> _AIM_:
Please restate the following records word for word.

> _SUPPLIED MATERIAL_:
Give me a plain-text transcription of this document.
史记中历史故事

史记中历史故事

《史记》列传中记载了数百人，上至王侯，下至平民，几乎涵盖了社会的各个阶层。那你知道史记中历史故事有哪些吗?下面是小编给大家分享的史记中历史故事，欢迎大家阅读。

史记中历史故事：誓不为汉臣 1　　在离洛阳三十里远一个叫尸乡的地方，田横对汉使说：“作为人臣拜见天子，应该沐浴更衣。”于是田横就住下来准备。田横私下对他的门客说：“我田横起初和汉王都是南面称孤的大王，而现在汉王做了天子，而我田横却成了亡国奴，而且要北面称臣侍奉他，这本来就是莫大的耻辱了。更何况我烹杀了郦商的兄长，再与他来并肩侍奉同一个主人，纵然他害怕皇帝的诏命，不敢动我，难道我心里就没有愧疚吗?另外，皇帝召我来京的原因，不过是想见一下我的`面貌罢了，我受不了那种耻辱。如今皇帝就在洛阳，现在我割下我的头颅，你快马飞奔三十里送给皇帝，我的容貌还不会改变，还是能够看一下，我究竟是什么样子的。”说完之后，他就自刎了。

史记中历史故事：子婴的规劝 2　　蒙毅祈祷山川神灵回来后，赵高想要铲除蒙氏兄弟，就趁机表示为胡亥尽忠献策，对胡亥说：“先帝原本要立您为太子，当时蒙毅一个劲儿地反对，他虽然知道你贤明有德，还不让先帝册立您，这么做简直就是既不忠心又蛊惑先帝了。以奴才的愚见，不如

> _RESPONSE BELOW_:
Give me a plain-text transcription of this document.
史记中历史故事

史记中历史故事

《史记》列传中记载了数百人，上至王侯，下至平民，几乎涵盖了社会的各个阶层。那你知道史记中历史故事有哪些吗?下面是小编给大家分享的史记中历史故事，欢迎大家阅读。

史记中历史故事：誓不为汉臣 1　　在离洛阳三十里远一个叫尸乡的地方，田横对汉使说：“作为人臣拜见天子，应该沐浴更衣。”于是田横就住下来准备。田横私下对他的门客说：“我田横起初和汉王都是南面称孤的大王，而现在汉王做了天子，而我田横却成了亡国奴，而且要北面称臣侍奉他，这本来就是莫大的耻辱了。更何况我烹杀了郦商的兄长，再与他来并肩侍奉同一个主人，纵然他害怕皇帝的诏命，不敢动我，难道我心里就没有愧疚吗?另外，皇帝召我来京的原因，不过是想见一下我的`面貌罢了，我受不了那种耻辱。如今皇帝就在洛阳，现在我割下我的头颅，你快马飞奔三十里送给皇帝，我的容貌还不会改变，还是能够看一下，我究竟是什么样子的。”说完之后，他就自刎了。

史记中历史故事：子婴的规劝 2　　蒙毅祈祷山川神灵回来后，赵高想要铲除蒙氏兄弟，就趁机表示为胡亥尽忠献策，对胡亥说：“先帝原本要立您为太子，当时蒙毅一个劲儿地反对，他虽然知道你贤明有德，还不让先帝册立您，这么做简直就是既不忠心又蛊惑先帝了。以奴才的愚见，不如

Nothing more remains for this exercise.